WHAT NEEDS TO BE DONE: Give every line of the material again, exactly as written.

Data records:
==================================================

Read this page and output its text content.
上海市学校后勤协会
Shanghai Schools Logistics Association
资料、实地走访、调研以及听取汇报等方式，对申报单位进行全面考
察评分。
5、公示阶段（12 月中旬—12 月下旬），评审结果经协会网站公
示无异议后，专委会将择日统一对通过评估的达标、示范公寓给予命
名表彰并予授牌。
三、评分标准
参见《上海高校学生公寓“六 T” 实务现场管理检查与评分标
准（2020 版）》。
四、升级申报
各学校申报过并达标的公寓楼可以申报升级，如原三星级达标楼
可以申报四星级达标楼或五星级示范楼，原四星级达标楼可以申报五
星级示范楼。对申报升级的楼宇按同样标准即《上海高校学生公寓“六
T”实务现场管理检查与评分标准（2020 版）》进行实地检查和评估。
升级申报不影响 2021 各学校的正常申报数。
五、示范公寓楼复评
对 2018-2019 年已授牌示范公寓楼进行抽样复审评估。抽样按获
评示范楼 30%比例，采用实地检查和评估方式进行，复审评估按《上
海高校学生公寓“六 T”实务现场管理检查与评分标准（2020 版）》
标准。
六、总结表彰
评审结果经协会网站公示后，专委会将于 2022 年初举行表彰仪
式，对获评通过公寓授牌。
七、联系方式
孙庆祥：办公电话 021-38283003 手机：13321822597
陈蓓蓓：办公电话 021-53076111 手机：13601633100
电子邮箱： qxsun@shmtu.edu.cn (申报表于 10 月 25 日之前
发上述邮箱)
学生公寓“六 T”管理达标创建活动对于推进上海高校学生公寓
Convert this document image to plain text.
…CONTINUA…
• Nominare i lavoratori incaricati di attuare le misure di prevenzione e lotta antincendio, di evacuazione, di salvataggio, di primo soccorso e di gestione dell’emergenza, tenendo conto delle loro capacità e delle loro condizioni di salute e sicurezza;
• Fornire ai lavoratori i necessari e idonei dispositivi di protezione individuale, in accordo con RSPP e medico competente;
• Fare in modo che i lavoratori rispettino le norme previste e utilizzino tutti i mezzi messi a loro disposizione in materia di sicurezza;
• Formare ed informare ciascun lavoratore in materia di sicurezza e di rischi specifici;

==================================================

THE ANSWER:
Read this page and output its text content.
上海市学校后勤协会
Shanghai Schools Logistics Association
资料、实地走访、调研以及听取汇报等方式，对申报单位进行全面考
察评分。
5、公示阶段（12 月中旬—12 月下旬），评审结果经协会网站公
示无异议后，专委会将择日统一对通过评估的达标、示范公寓给予命
名表彰并予授牌。
三、评分标准
参见《上海高校学生公寓“六 T” 实务现场管理检查与评分标
准（2020 版）》。
四、升级申报
各学校申报过并达标的公寓楼可以申报升级，如原三星级达标楼
可以申报四星级达标楼或五星级示范楼，原四星级达标楼可以申报五
星级示范楼。对申报升级的楼宇按同样标准即《上海高校学生公寓“六
T”实务现场管理检查与评分标准（2020 版）》进行实地检查和评估。
升级申报不影响 2021 各学校的正常申报数。
五、示范公寓楼复评
对 2018-2019 年已授牌示范公寓楼进行抽样复审评估。抽样按获
评示范楼 30%比例，采用实地检查和评估方式进行，复审评估按《上
海高校学生公寓“六 T”实务现场管理检查与评分标准（2020 版）》
标准。
六、总结表彰
评审结果经协会网站公示后，专委会将于 2022 年初举行表彰仪
式，对获评通过公寓授牌。
七、联系方式
孙庆祥：办公电话 021-38283003 手机：13321822597
陈蓓蓓：办公电话 021-53076111 手机：13601633100
电子邮箱： qxsun@shmtu.edu.cn (申报表于 10 月 25 日之前
发上述邮箱)
学生公寓“六 T”管理达标创建活动对于推进上海高校学生公寓
Convert this document image to plain text.
…CONTINUA…
• Nominare i lavoratori incaricati di attuare le misure di prevenzione e lotta antincendio, di evacuazione, di salvataggio, di primo soccorso e di gestione dell’emergenza, tenendo conto delle loro capacità e delle loro condizioni di salute e sicurezza;
• Fornire ai lavoratori i necessari e idonei dispositivi di protezione individuale, in accordo con RSPP e medico competente;
• Fare in modo che i lavoratori rispettino le norme previste e utilizzino tutti i mezzi messi a loro disposizione in materia di sicurezza;
• Formare ed informare ciascun lavoratore in materia di sicurezza e di rischi specifici;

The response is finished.